--- Entries ---

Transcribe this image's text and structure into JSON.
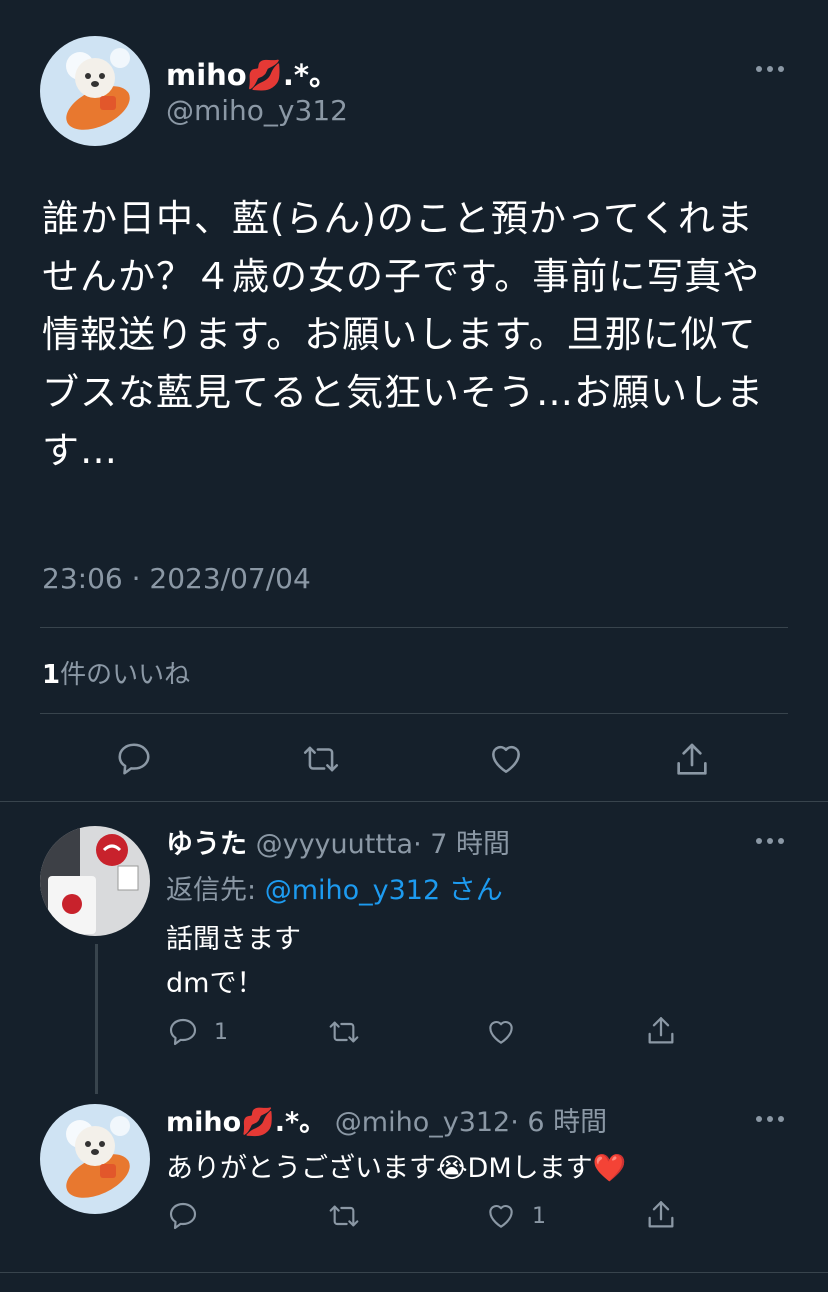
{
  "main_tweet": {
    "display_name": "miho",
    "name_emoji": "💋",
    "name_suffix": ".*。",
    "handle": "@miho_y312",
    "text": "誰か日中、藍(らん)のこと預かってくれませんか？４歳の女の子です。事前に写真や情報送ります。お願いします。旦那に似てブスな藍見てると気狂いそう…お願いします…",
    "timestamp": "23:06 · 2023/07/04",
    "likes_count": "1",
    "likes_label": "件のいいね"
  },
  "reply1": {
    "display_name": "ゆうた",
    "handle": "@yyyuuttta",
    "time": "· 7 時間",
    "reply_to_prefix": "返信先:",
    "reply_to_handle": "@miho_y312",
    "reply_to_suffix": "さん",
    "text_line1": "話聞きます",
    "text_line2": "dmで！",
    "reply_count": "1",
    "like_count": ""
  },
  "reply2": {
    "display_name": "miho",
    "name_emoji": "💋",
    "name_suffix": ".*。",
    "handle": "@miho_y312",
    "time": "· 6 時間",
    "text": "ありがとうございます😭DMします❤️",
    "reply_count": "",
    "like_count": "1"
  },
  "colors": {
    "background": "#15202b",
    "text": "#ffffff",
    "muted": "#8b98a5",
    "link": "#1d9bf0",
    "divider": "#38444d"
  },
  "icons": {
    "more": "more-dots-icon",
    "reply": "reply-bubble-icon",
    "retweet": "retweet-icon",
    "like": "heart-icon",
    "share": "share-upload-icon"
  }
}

---

▸ **Task requirements**
Print the full listing exactly, dropping the pictures.

▸ **Written response**
Transcribe this image's text and structure into JSON.
{
  "main_tweet": {
    "display_name": "miho",
    "name_emoji": "💋",
    "name_suffix": ".*。",
    "handle": "@miho_y312",
    "text": "誰か日中、藍(らん)のこと預かってくれませんか？４歳の女の子です。事前に写真や情報送ります。お願いします。旦那に似てブスな藍見てると気狂いそう…お願いします…",
    "timestamp": "23:06 · 2023/07/04",
    "likes_count": "1",
    "likes_label": "件のいいね"
  },
  "reply1": {
    "display_name": "ゆうた",
    "handle": "@yyyuuttta",
    "time": "· 7 時間",
    "reply_to_prefix": "返信先:",
    "reply_to_handle": "@miho_y312",
    "reply_to_suffix": "さん",
    "text_line1": "話聞きます",
    "text_line2": "dmで！",
    "reply_count": "1",
    "like_count": ""
  },
  "reply2": {
    "display_name": "miho",
    "name_emoji": "💋",
    "name_suffix": ".*。",
    "handle": "@miho_y312",
    "time": "· 6 時間",
    "text": "ありがとうございます😭DMします❤️",
    "reply_count": "",
    "like_count": "1"
  },
  "colors": {
    "background": "#15202b",
    "text": "#ffffff",
    "muted": "#8b98a5",
    "link": "#1d9bf0",
    "divider": "#38444d"
  },
  "icons": {
    "more": "more-dots-icon",
    "reply": "reply-bubble-icon",
    "retweet": "retweet-icon",
    "like": "heart-icon",
    "share": "share-upload-icon"
  }
}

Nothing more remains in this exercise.